SET EXERCISE -
Copy out the items below, switching every "region-label" to "map-label" and keeping everything else the same. Leave the pictures out.

SUPPLIED INFORMATION -
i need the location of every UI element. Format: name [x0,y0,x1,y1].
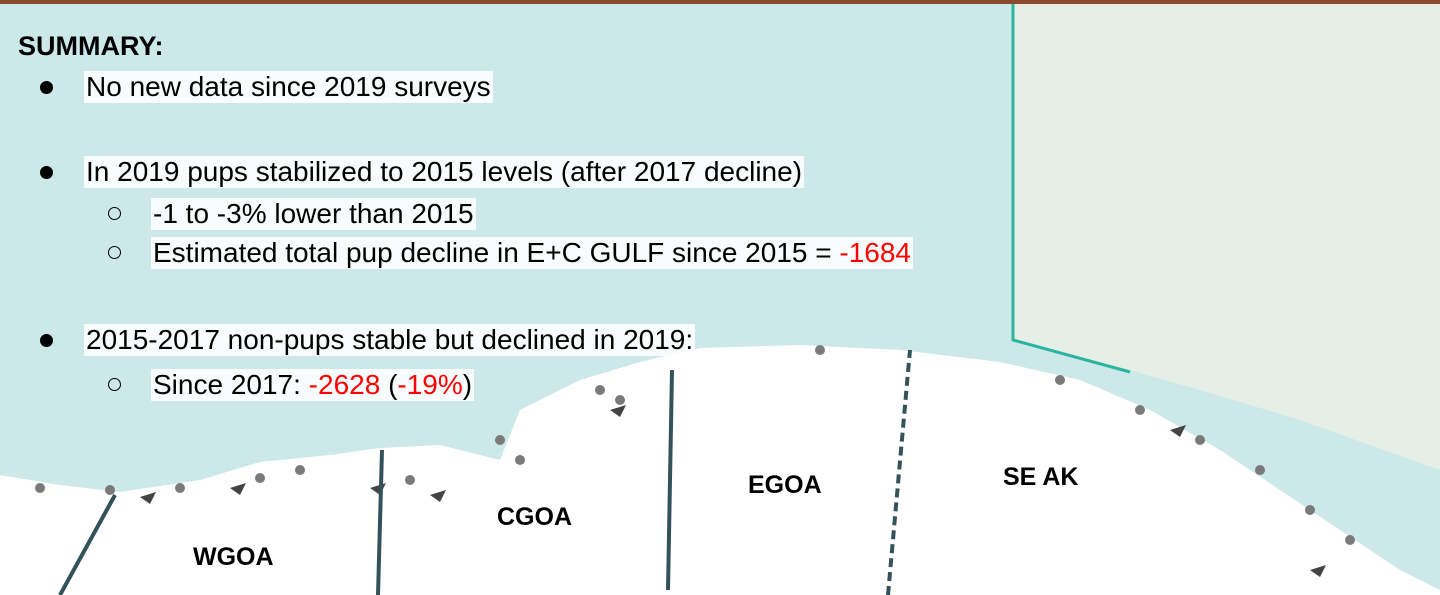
text-segment: No new data since 2019 surveys [86,71,491,102]
bullet-text: 2015-2017 non-pups stable but declined i… [84,324,696,356]
text-segment: In 2019 pups stabilized to 2015 levels (… [86,156,803,187]
border [1011,0,1131,374]
canada [1013,0,1440,470]
text-segment: 2015-2017 non-pups stable but declined i… [86,324,694,355]
rookeries [35,345,1355,545]
text-segment: -1684 [839,237,912,268]
region-label: EGOA [748,471,822,499]
bullet-text: In 2019 pups stabilized to 2015 levels (… [84,156,805,188]
bullet [40,81,53,94]
sub-bullet [108,378,121,391]
ocean [0,345,1440,595]
text-segment: ( [380,369,398,400]
text-segment: -19% [397,369,463,400]
title: SUMMARY: [18,31,164,61]
text-segment: ) [462,369,473,400]
sub-bullet [108,246,121,259]
region-label: SE AK [1003,463,1079,491]
sub-bullet-text: Estimated total pup decline in E+C GULF … [151,237,914,269]
bullet [40,334,53,347]
region-label: WGOA [193,543,274,571]
text-segment: Since 2017: [153,369,309,400]
text-segment: -2628 [308,369,381,400]
text-segment: Estimated total pup decline in E+C GULF … [153,237,840,268]
region-label: CGOA [497,503,572,531]
top-bar [0,0,1440,4]
sub-bullet [108,207,121,220]
boundaries [58,349,912,595]
text-segment: -1 to -3% lower than 2015 [153,198,474,229]
sub-bullet-text: -1 to -3% lower than 2015 [151,198,476,230]
bullet [40,166,53,179]
bullet-text: No new data since 2019 surveys [84,71,493,103]
sub-bullet-text: Since 2017: -2628 (-19%) [151,369,475,401]
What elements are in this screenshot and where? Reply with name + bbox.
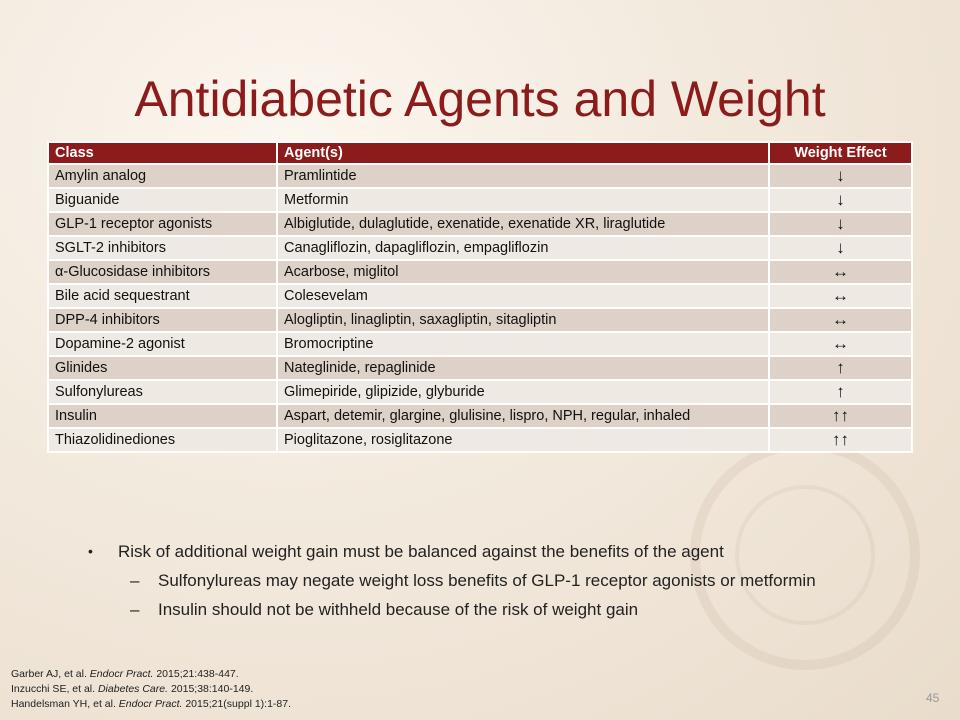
cell-agents: Albiglutide, dulaglutide, exenatide, exe… (276, 211, 770, 237)
table-row: α-Glucosidase inhibitors Acarbose, migli… (47, 259, 913, 285)
cell-agents: Pioglitazone, rosiglitazone (276, 427, 770, 453)
references: Garber AJ, et al. Endocr Pract. 2015;21:… (11, 667, 291, 712)
ref-citation: 2015;21:438-447. (156, 668, 239, 680)
table-row: Amylin analog Pramlintide ↓ (47, 163, 913, 189)
reference-item: Garber AJ, et al. Endocr Pract. 2015;21:… (11, 667, 291, 682)
cell-effect: ↓ (768, 211, 913, 237)
cell-effect: ↔ (768, 259, 913, 285)
cell-agents: Metformin (276, 187, 770, 213)
header-weight-effect: Weight Effect (768, 141, 913, 165)
cell-agents: Nateglinide, repaglinide (276, 355, 770, 381)
ref-citation: 2015;38:140-149. (170, 683, 254, 695)
ref-authors: Inzucchi SE, et al. (11, 683, 96, 695)
page-title: Antidiabetic Agents and Weight (134, 71, 826, 127)
cell-class: SGLT-2 inhibitors (47, 235, 278, 261)
cell-effect: ↔ (768, 283, 913, 309)
table-row: Glinides Nateglinide, repaglinide ↑ (47, 355, 913, 381)
cell-agents: Acarbose, miglitol (276, 259, 770, 285)
sub-bullet-item: – Sulfonylureas may negate weight loss b… (88, 570, 908, 591)
table-header-row: Class Agent(s) Weight Effect (47, 141, 913, 165)
cell-effect: ↓ (768, 163, 913, 189)
sub-bullet-text: Insulin should not be withheld because o… (158, 600, 639, 619)
cell-agents: Pramlintide (276, 163, 770, 189)
cell-class: Amylin analog (47, 163, 278, 189)
table-row: DPP-4 inhibitors Alogliptin, linagliptin… (47, 307, 913, 333)
table-row: Sulfonylureas Glimepiride, glipizide, gl… (47, 379, 913, 405)
cell-effect: ↔ (768, 307, 913, 333)
sub-bullet-text: Sulfonylureas may negate weight loss ben… (158, 571, 816, 590)
table-row: Bile acid sequestrant Colesevelam ↔ (47, 283, 913, 309)
cell-class: Dopamine-2 agonist (47, 331, 278, 357)
cell-class: GLP-1 receptor agonists (47, 211, 278, 237)
cell-agents: Bromocriptine (276, 331, 770, 357)
ref-journal: Endocr Pract. (118, 698, 183, 710)
table-row: Dopamine-2 agonist Bromocriptine ↔ (47, 331, 913, 357)
dash-icon: – (130, 571, 140, 590)
cell-agents: Alogliptin, linagliptin, saxagliptin, si… (276, 307, 770, 333)
cell-class: Glinides (47, 355, 278, 381)
cell-class: Thiazolidinediones (47, 427, 278, 453)
cell-effect: ↑ (768, 355, 913, 381)
cell-class: Sulfonylureas (47, 379, 278, 405)
table-row: Insulin Aspart, detemir, glargine, gluli… (47, 403, 913, 429)
bullet-list: • Risk of additional weight gain must be… (88, 541, 908, 628)
seal-inner-ring (735, 485, 875, 625)
cell-class: α-Glucosidase inhibitors (47, 259, 278, 285)
cell-agents: Canagliflozin, dapagliflozin, empagliflo… (276, 235, 770, 261)
table-row: Thiazolidinediones Pioglitazone, rosigli… (47, 427, 913, 453)
cell-agents: Glimepiride, glipizide, glyburide (276, 379, 770, 405)
cell-effect: ↓ (768, 235, 913, 261)
table-row: GLP-1 receptor agonists Albiglutide, dul… (47, 211, 913, 237)
ref-journal: Endocr Pract. (89, 668, 154, 680)
sub-bullet-item: – Insulin should not be withheld because… (88, 599, 908, 620)
reference-item: Handelsman YH, et al. Endocr Pract. 2015… (11, 697, 291, 712)
cell-class: Biguanide (47, 187, 278, 213)
agents-table: Class Agent(s) Weight Effect Amylin anal… (47, 141, 913, 453)
ref-citation: 2015;21(suppl 1):1-87. (185, 698, 291, 710)
cell-class: Insulin (47, 403, 278, 429)
cell-effect: ↑↑ (768, 403, 913, 429)
bullet-dot-icon: • (88, 543, 93, 559)
table-row: SGLT-2 inhibitors Canagliflozin, dapagli… (47, 235, 913, 261)
ref-authors: Handelsman YH, et al. (11, 698, 116, 710)
cell-effect: ↓ (768, 187, 913, 213)
cell-class: Bile acid sequestrant (47, 283, 278, 309)
cell-effect: ↑ (768, 379, 913, 405)
page-number: 45 (926, 691, 940, 705)
bullet-item: • Risk of additional weight gain must be… (88, 541, 908, 562)
cell-effect: ↔ (768, 331, 913, 357)
ref-journal: Diabetes Care. (97, 683, 169, 695)
bullet-text: Risk of additional weight gain must be b… (118, 542, 724, 561)
ref-authors: Garber AJ, et al. (11, 668, 87, 680)
table-row: Biguanide Metformin ↓ (47, 187, 913, 213)
cell-agents: Aspart, detemir, glargine, glulisine, li… (276, 403, 770, 429)
cell-class: DPP-4 inhibitors (47, 307, 278, 333)
cell-agents: Colesevelam (276, 283, 770, 309)
cell-effect: ↑↑ (768, 427, 913, 453)
header-class: Class (47, 141, 278, 165)
reference-item: Inzucchi SE, et al. Diabetes Care. 2015;… (11, 682, 291, 697)
header-agents: Agent(s) (276, 141, 770, 165)
dash-icon: – (130, 600, 140, 619)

ANSWER -
i need the location of every UI element. Format: name [x0,y0,x1,y1].
text-segment: No new data since 2019 surveys [86,71,491,102]
bullet-text: 2015-2017 non-pups stable but declined i… [84,324,696,356]
text-segment: In 2019 pups stabilized to 2015 levels (… [86,156,803,187]
border [1011,0,1131,374]
canada [1013,0,1440,470]
text-segment: 2015-2017 non-pups stable but declined i… [86,324,694,355]
rookeries [35,345,1355,545]
text-segment: -1684 [839,237,912,268]
map-label: EGOA [748,471,822,499]
bullet-text: In 2019 pups stabilized to 2015 levels (… [84,156,805,188]
bullet [40,81,53,94]
sub-bullet [108,378,121,391]
ocean [0,345,1440,595]
text-segment: ( [380,369,398,400]
text-segment: -19% [397,369,463,400]
title: SUMMARY: [18,31,164,61]
text-segment: ) [462,369,473,400]
sub-bullet [108,246,121,259]
map-label: SE AK [1003,463,1079,491]
sub-bullet-text: Estimated total pup decline in E+C GULF … [151,237,914,269]
bullet [40,334,53,347]
map-label: WGOA [193,543,274,571]
text-segment: Since 2017: [153,369,309,400]
text-segment: -2628 [308,369,381,400]
text-segment: Estimated total pup decline in E+C GULF … [153,237,840,268]
map-label: CGOA [497,503,572,531]
top-bar [0,0,1440,4]
sub-bullet [108,207,121,220]
boundaries [58,349,912,595]
text-segment: -1 to -3% lower than 2015 [153,198,474,229]
sub-bullet-text: -1 to -3% lower than 2015 [151,198,476,230]
bullet [40,166,53,179]
bullet-text: No new data since 2019 surveys [84,71,493,103]
sub-bullet-text: Since 2017: -2628 (-19%) [151,369,475,401]
What elements are in this screenshot and where? Reply with name + bbox.
cell-agents: Albiglutide, dulaglutide, exenatide, exe… (276, 211, 770, 237)
table-row: α-Glucosidase inhibitors Acarbose, migli… (47, 259, 913, 285)
cell-agents: Pioglitazone, rosiglitazone (276, 427, 770, 453)
references: Garber AJ, et al. Endocr Pract. 2015;21:… (11, 667, 291, 712)
ref-citation: 2015;21:438-447. (156, 668, 239, 680)
table-row: Amylin analog Pramlintide ↓ (47, 163, 913, 189)
reference-item: Garber AJ, et al. Endocr Pract. 2015;21:… (11, 667, 291, 682)
cell-effect: ↓ (768, 211, 913, 237)
cell-effect: ↔ (768, 259, 913, 285)
cell-agents: Metformin (276, 187, 770, 213)
header-weight-effect: Weight Effect (768, 141, 913, 165)
cell-agents: Nateglinide, repaglinide (276, 355, 770, 381)
ref-citation: 2015;38:140-149. (170, 683, 254, 695)
ref-authors: Inzucchi SE, et al. (11, 683, 96, 695)
page-title: Antidiabetic Agents and Weight (134, 71, 826, 127)
cell-class: SGLT-2 inhibitors (47, 235, 278, 261)
cell-effect: ↔ (768, 283, 913, 309)
table-row: Glinides Nateglinide, repaglinide ↑ (47, 355, 913, 381)
cell-agents: Acarbose, miglitol (276, 259, 770, 285)
sub-bullet-item: – Sulfonylureas may negate weight loss b… (88, 570, 908, 591)
table-header-row: Class Agent(s) Weight Effect (47, 141, 913, 165)
cell-effect: ↓ (768, 163, 913, 189)
sub-bullet-text: Insulin should not be withheld because o… (158, 600, 639, 619)
cell-agents: Pramlintide (276, 163, 770, 189)
cell-class: Amylin analog (47, 163, 278, 189)
table-row: DPP-4 inhibitors Alogliptin, linagliptin… (47, 307, 913, 333)
table-row: Sulfonylureas Glimepiride, glipizide, gl… (47, 379, 913, 405)
cell-effect: ↔ (768, 307, 913, 333)
sub-bullet-text: Sulfonylureas may negate weight loss ben… (158, 571, 816, 590)
table-row: Bile acid sequestrant Colesevelam ↔ (47, 283, 913, 309)
cell-class: Dopamine-2 agonist (47, 331, 278, 357)
cell-class: GLP-1 receptor agonists (47, 211, 278, 237)
cell-agents: Bromocriptine (276, 331, 770, 357)
ref-journal: Endocr Pract. (118, 698, 183, 710)
table-row: Dopamine-2 agonist Bromocriptine ↔ (47, 331, 913, 357)
dash-icon: – (130, 571, 140, 590)
cell-agents: Alogliptin, linagliptin, saxagliptin, si… (276, 307, 770, 333)
cell-class: Glinides (47, 355, 278, 381)
cell-class: Thiazolidinediones (47, 427, 278, 453)
cell-effect: ↑ (768, 355, 913, 381)
cell-class: Sulfonylureas (47, 379, 278, 405)
table-row: Insulin Aspart, detemir, glargine, gluli… (47, 403, 913, 429)
bullet-list: • Risk of additional weight gain must be… (88, 541, 908, 628)
seal-inner-ring (735, 485, 875, 625)
cell-class: α-Glucosidase inhibitors (47, 259, 278, 285)
cell-agents: Canagliflozin, dapagliflozin, empagliflo… (276, 235, 770, 261)
table-row: Thiazolidinediones Pioglitazone, rosigli… (47, 427, 913, 453)
cell-agents: Glimepiride, glipizide, glyburide (276, 379, 770, 405)
cell-effect: ↓ (768, 235, 913, 261)
table-row: GLP-1 receptor agonists Albiglutide, dul… (47, 211, 913, 237)
ref-journal: Endocr Pract. (89, 668, 154, 680)
sub-bullet-item: – Insulin should not be withheld because… (88, 599, 908, 620)
reference-item: Handelsman YH, et al. Endocr Pract. 2015… (11, 697, 291, 712)
cell-class: Biguanide (47, 187, 278, 213)
agents-table: Class Agent(s) Weight Effect Amylin anal… (47, 141, 913, 453)
ref-citation: 2015;21(suppl 1):1-87. (185, 698, 291, 710)
cell-class: Insulin (47, 403, 278, 429)
cell-effect: ↑↑ (768, 403, 913, 429)
bullet-dot-icon: • (88, 543, 93, 559)
table-row: SGLT-2 inhibitors Canagliflozin, dapagli… (47, 235, 913, 261)
ref-authors: Handelsman YH, et al. (11, 698, 116, 710)
cell-effect: ↓ (768, 187, 913, 213)
cell-class: Bile acid sequestrant (47, 283, 278, 309)
cell-effect: ↑ (768, 379, 913, 405)
page-number: 45 (926, 691, 940, 705)
bullet-item: • Risk of additional weight gain must be… (88, 541, 908, 562)
cell-effect: ↔ (768, 331, 913, 357)
ref-journal: Diabetes Care. (97, 683, 169, 695)
bullet-text: Risk of additional weight gain must be b… (118, 542, 724, 561)
ref-authors: Garber AJ, et al. (11, 668, 87, 680)
table-row: Biguanide Metformin ↓ (47, 187, 913, 213)
cell-agents: Aspart, detemir, glargine, glulisine, li… (276, 403, 770, 429)
cell-class: DPP-4 inhibitors (47, 307, 278, 333)
cell-agents: Colesevelam (276, 283, 770, 309)
cell-effect: ↑↑ (768, 427, 913, 453)
header-class: Class (47, 141, 278, 165)
reference-item: Inzucchi SE, et al. Diabetes Care. 2015;… (11, 682, 291, 697)
header-agents: Agent(s) (276, 141, 770, 165)
dash-icon: – (130, 600, 140, 619)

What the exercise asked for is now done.